WHAT IS NEEDED | Pick every line with "intestins" from the material below.

* begin ROWS *

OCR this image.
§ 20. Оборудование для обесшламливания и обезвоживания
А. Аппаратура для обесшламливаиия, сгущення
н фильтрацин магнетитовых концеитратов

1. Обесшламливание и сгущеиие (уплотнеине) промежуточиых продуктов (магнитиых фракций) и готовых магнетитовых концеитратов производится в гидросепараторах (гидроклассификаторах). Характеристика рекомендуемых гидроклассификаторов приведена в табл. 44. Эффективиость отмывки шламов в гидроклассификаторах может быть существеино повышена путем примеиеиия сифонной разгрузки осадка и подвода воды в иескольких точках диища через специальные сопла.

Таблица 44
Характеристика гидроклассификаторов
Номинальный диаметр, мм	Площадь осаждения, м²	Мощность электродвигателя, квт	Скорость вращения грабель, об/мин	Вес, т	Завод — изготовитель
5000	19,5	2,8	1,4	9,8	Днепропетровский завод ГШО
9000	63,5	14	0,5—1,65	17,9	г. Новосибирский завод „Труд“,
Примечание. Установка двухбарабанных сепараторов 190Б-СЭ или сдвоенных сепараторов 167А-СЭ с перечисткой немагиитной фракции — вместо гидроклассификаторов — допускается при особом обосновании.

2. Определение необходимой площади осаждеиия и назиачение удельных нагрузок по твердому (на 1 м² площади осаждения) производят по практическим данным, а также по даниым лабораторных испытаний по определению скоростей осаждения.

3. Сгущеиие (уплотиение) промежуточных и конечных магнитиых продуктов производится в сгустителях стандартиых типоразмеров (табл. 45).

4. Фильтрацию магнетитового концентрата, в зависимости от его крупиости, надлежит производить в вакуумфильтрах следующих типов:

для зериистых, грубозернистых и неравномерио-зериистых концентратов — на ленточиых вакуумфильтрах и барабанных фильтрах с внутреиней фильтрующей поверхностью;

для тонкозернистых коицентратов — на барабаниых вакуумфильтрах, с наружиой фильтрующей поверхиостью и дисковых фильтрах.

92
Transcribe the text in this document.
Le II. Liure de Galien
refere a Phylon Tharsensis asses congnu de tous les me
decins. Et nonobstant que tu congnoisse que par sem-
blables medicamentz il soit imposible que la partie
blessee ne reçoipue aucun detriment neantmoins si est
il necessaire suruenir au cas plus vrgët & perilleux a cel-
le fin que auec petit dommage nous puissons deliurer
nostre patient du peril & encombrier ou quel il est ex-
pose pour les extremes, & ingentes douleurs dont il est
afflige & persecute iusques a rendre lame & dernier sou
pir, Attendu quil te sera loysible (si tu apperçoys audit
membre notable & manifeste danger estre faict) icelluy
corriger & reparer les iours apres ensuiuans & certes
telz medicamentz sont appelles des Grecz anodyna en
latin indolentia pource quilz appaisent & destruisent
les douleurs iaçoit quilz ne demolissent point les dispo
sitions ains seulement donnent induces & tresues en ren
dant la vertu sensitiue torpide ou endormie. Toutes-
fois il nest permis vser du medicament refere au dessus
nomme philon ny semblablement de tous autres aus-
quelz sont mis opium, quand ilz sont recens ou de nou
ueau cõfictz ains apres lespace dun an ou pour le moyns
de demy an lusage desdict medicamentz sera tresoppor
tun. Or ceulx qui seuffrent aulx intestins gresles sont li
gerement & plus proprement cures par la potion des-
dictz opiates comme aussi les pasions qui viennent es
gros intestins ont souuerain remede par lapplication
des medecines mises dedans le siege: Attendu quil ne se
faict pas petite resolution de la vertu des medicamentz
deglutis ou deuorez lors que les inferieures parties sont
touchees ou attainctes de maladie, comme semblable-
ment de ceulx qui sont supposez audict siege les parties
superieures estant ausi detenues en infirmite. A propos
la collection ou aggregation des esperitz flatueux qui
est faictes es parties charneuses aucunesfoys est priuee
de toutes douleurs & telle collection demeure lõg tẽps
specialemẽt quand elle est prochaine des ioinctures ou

* end ROWS *

EXERCISE SOLUTION |
tun. Or ceulx qui seuffrent aulx intestins gresles sont li
gros intestins ont souuerain remede par lapplication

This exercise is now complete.